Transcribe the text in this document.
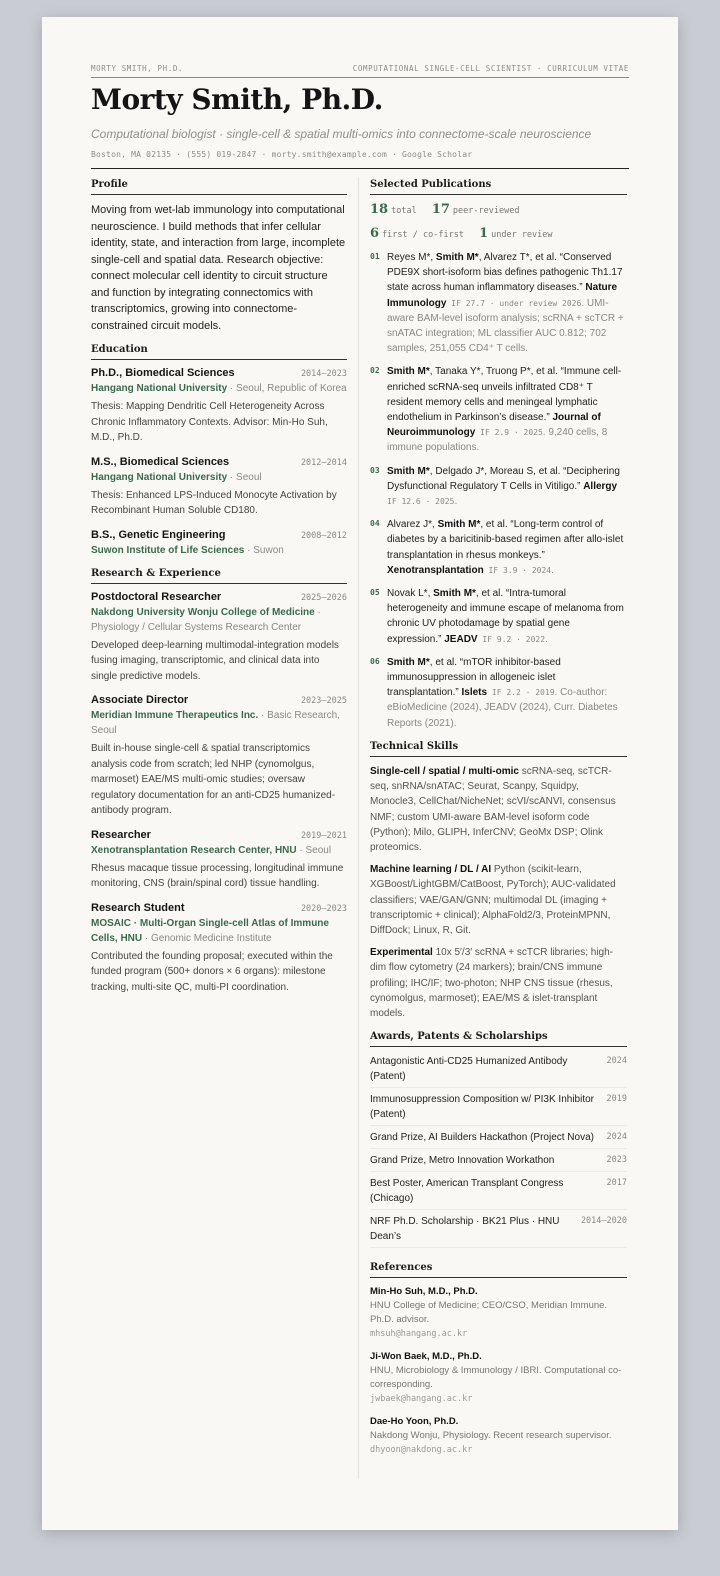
MORTY SMITH, PH.D.	COMPUTATIONAL SINGLE-CELL SCIENTIST · CURRICULUM VITAE
Morty Smith, Ph.D.
Computational biologist · single-cell & spatial multi-omics into connectome-scale neuroscience
Boston, MA 02135 · (555) 019-2847 · morty.smith@example.com · Google Scholar
Profile
Moving from wet-lab immunology into computational neuroscience. I build methods that infer cellular identity, state, and interaction from large, incomplete single-cell and spatial data. Research objective: connect molecular cell identity to circuit structure and function by integrating connectomics with transcriptomics, growing into connectome-constrained circuit models.
Education
Ph.D., Biomedical Sciences	2014–2023
Hangang National University · Seoul, Republic of Korea
Thesis: Mapping Dendritic Cell Heterogeneity Across Chronic Inflammatory Contexts. Advisor: Min-Ho Suh, M.D., Ph.D.
M.S., Biomedical Sciences	2012–2014
Hangang National University · Seoul
Thesis: Enhanced LPS-Induced Monocyte Activation by Recombinant Human Soluble CD180.
B.S., Genetic Engineering	2008–2012
Suwon Institute of Life Sciences · Suwon
Research & Experience
Postdoctoral Researcher	2025–2026
Nakdong University Wonju College of Medicine · Physiology / Cellular Systems Research Center
Developed deep-learning multimodal-integration models fusing imaging, transcriptomic, and clinical data into single predictive models.
Associate Director	2023–2025
Meridian Immune Therapeutics Inc. · Basic Research, Seoul
Built in-house single-cell & spatial transcriptomics analysis code from scratch; led NHP (cynomolgus, marmoset) EAE/MS multi-omic studies; oversaw regulatory documentation for an anti-CD25 humanized-antibody program.
Researcher	2019–2021
Xenotransplantation Research Center, HNU · Seoul
Rhesus macaque tissue processing, longitudinal immune monitoring, CNS (brain/spinal cord) tissue handling.
Research Student	2020–2023
MOSAIC · Multi-Organ Single-cell Atlas of Immune Cells, HNU · Genomic Medicine Institute
Contributed the founding proposal; executed within the funded program (500+ donors × 6 organs): milestone tracking, multi-site QC, multi-PI coordination.
Selected Publications
18 total 17 peer-reviewed
6 first / co-first 1 under review
01 Reyes M*, Smith M*, Alvarez T*, et al. “Conserved PDE9X short-isoform bias defines pathogenic Th1.17 state across human inflammatory diseases.” Nature Immunology IF 27.7 · under review 2026. UMI-aware BAM-level isoform analysis; scRNA + scTCR + snATAC integration; ML classifier AUC 0.812; 702 samples, 251,055 CD4⁺ T cells.
02 Smith M*, Tanaka Y*, Truong P*, et al. “Immune cell-enriched scRNA-seq unveils infiltrated CD8⁺ T resident memory cells and meningeal lymphatic endothelium in Parkinson’s disease.” Journal of Neuroimmunology IF 2.9 · 2025. 9,240 cells, 8 immune populations.
03 Smith M*, Delgado J*, Moreau S, et al. “Deciphering Dysfunctional Regulatory T Cells in Vitiligo.” Allergy IF 12.6 · 2025.
04 Alvarez J*, Smith M*, et al. “Long-term control of diabetes by a baricitinib-based regimen after allo-islet transplantation in rhesus monkeys.” Xenotransplantation IF 3.9 · 2024.
05 Novak L*, Smith M*, et al. “Intra-tumoral heterogeneity and immune escape of melanoma from chronic UV photodamage by spatial gene expression.” JEADV IF 9.2 · 2022.
06 Smith M*, et al. “mTOR inhibitor-based immunosuppression in allogeneic islet transplantation.” Islets IF 2.2 · 2019. Co-author: eBioMedicine (2024), JEADV (2024), Curr. Diabetes Reports (2021).
Technical Skills
Single-cell / spatial / multi-omic scRNA-seq, scTCR-seq, snRNA/snATAC; Seurat, Scanpy, Squidpy, Monocle3, CellChat/NicheNet; scVI/scANVI, consensus NMF; custom UMI-aware BAM-level isoform code (Python); Milo, GLIPH, InferCNV; GeoMx DSP; Olink proteomics.
Machine learning / DL / AI Python (scikit-learn, XGBoost/LightGBM/CatBoost, PyTorch); AUC-validated classifiers; VAE/GAN/GNN; multimodal DL (imaging + transcriptomic + clinical); AlphaFold2/3, ProteinMPNN, DiffDock; Linux, R, Git.
Experimental 10x 5′/3′ scRNA + scTCR libraries; high-dim flow cytometry (24 markers); brain/CNS immune profiling; IHC/IF; two-photon; NHP CNS tissue (rhesus, cynomolgus, marmoset); EAE/MS & islet-transplant models.
Awards, Patents & Scholarships
Antagonistic Anti-CD25 Humanized Antibody (Patent)
2024
Immunosuppression Composition w/ PI3K Inhibitor (Patent)
2019
Grand Prize, AI Builders Hackathon (Project Nova)	2024
Grand Prize, Metro Innovation Workathon	2023
Best Poster, American Transplant Congress (Chicago)
2017
NRF Ph.D. Scholarship · BK21 Plus · HNU Dean’s
2014–2020
References
Min-Ho Suh, M.D., Ph.D.
HNU College of Medicine; CEO/CSO, Meridian Immune. Ph.D. advisor.
mhsuh@hangang.ac.kr
Ji-Won Baek, M.D., Ph.D.
HNU, Microbiology & Immunology / IBRI. Computational co-corresponding.
jwbaek@hangang.ac.kr
Dae-Ho Yoon, Ph.D.
Nakdong Wonju, Physiology. Recent research supervisor.
dhyoon@nakdong.ac.kr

#####

--- Task requirements ---
Repeat the listing word for word, omitting the pictures.

--- Solution to the exercise ---
Transcribe the text in this document.
MORTY SMITH, PH.D.	COMPUTATIONAL SINGLE-CELL SCIENTIST · CURRICULUM VITAE
Morty Smith, Ph.D.
Computational biologist · single-cell & spatial multi-omics into connectome-scale neuroscience
Boston, MA 02135 · (555) 019-2847 · morty.smith@example.com · Google Scholar
Profile
Moving from wet-lab immunology into computational neuroscience. I build methods that infer cellular identity, state, and interaction from large, incomplete single-cell and spatial data. Research objective: connect molecular cell identity to circuit structure and function by integrating connectomics with transcriptomics, growing into connectome-constrained circuit models.
Education
Ph.D., Biomedical Sciences	2014–2023
Hangang National University · Seoul, Republic of Korea
Thesis: Mapping Dendritic Cell Heterogeneity Across Chronic Inflammatory Contexts. Advisor: Min-Ho Suh, M.D., Ph.D.
M.S., Biomedical Sciences	2012–2014
Hangang National University · Seoul
Thesis: Enhanced LPS-Induced Monocyte Activation by Recombinant Human Soluble CD180.
B.S., Genetic Engineering	2008–2012
Suwon Institute of Life Sciences · Suwon
Research & Experience
Postdoctoral Researcher	2025–2026
Nakdong University Wonju College of Medicine · Physiology / Cellular Systems Research Center
Developed deep-learning multimodal-integration models fusing imaging, transcriptomic, and clinical data into single predictive models.
Associate Director	2023–2025
Meridian Immune Therapeutics Inc. · Basic Research, Seoul
Built in-house single-cell & spatial transcriptomics analysis code from scratch; led NHP (cynomolgus, marmoset) EAE/MS multi-omic studies; oversaw regulatory documentation for an anti-CD25 humanized-antibody program.
Researcher	2019–2021
Xenotransplantation Research Center, HNU · Seoul
Rhesus macaque tissue processing, longitudinal immune monitoring, CNS (brain/spinal cord) tissue handling.
Research Student	2020–2023
MOSAIC · Multi-Organ Single-cell Atlas of Immune Cells, HNU · Genomic Medicine Institute
Contributed the founding proposal; executed within the funded program (500+ donors × 6 organs): milestone tracking, multi-site QC, multi-PI coordination.
Selected Publications
18 total 17 peer-reviewed
6 first / co-first 1 under review
01 Reyes M*, Smith M*, Alvarez T*, et al. “Conserved PDE9X short-isoform bias defines pathogenic Th1.17 state across human inflammatory diseases.” Nature Immunology IF 27.7 · under review 2026. UMI-aware BAM-level isoform analysis; scRNA + scTCR + snATAC integration; ML classifier AUC 0.812; 702 samples, 251,055 CD4⁺ T cells.
02 Smith M*, Tanaka Y*, Truong P*, et al. “Immune cell-enriched scRNA-seq unveils infiltrated CD8⁺ T resident memory cells and meningeal lymphatic endothelium in Parkinson’s disease.” Journal of Neuroimmunology IF 2.9 · 2025. 9,240 cells, 8 immune populations.
03 Smith M*, Delgado J*, Moreau S, et al. “Deciphering Dysfunctional Regulatory T Cells in Vitiligo.” Allergy IF 12.6 · 2025.
04 Alvarez J*, Smith M*, et al. “Long-term control of diabetes by a baricitinib-based regimen after allo-islet transplantation in rhesus monkeys.” Xenotransplantation IF 3.9 · 2024.
05 Novak L*, Smith M*, et al. “Intra-tumoral heterogeneity and immune escape of melanoma from chronic UV photodamage by spatial gene expression.” JEADV IF 9.2 · 2022.
06 Smith M*, et al. “mTOR inhibitor-based immunosuppression in allogeneic islet transplantation.” Islets IF 2.2 · 2019. Co-author: eBioMedicine (2024), JEADV (2024), Curr. Diabetes Reports (2021).
Technical Skills
Single-cell / spatial / multi-omic scRNA-seq, scTCR-seq, snRNA/snATAC; Seurat, Scanpy, Squidpy, Monocle3, CellChat/NicheNet; scVI/scANVI, consensus NMF; custom UMI-aware BAM-level isoform code (Python); Milo, GLIPH, InferCNV; GeoMx DSP; Olink proteomics.
Machine learning / DL / AI Python (scikit-learn, XGBoost/LightGBM/CatBoost, PyTorch); AUC-validated classifiers; VAE/GAN/GNN; multimodal DL (imaging + transcriptomic + clinical); AlphaFold2/3, ProteinMPNN, DiffDock; Linux, R, Git.
Experimental 10x 5′/3′ scRNA + scTCR libraries; high-dim flow cytometry (24 markers); brain/CNS immune profiling; IHC/IF; two-photon; NHP CNS tissue (rhesus, cynomolgus, marmoset); EAE/MS & islet-transplant models.
Awards, Patents & Scholarships
Antagonistic Anti-CD25 Humanized Antibody (Patent)
2024
Immunosuppression Composition w/ PI3K Inhibitor (Patent)
2019
Grand Prize, AI Builders Hackathon (Project Nova)	2024
Grand Prize, Metro Innovation Workathon	2023
Best Poster, American Transplant Congress (Chicago)
2017
NRF Ph.D. Scholarship · BK21 Plus · HNU Dean’s
2014–2020
References
Min-Ho Suh, M.D., Ph.D.
HNU College of Medicine; CEO/CSO, Meridian Immune. Ph.D. advisor.
mhsuh@hangang.ac.kr
Ji-Won Baek, M.D., Ph.D.
HNU, Microbiology & Immunology / IBRI. Computational co-corresponding.
jwbaek@hangang.ac.kr
Dae-Ho Yoon, Ph.D.
Nakdong Wonju, Physiology. Recent research supervisor.
dhyoon@nakdong.ac.kr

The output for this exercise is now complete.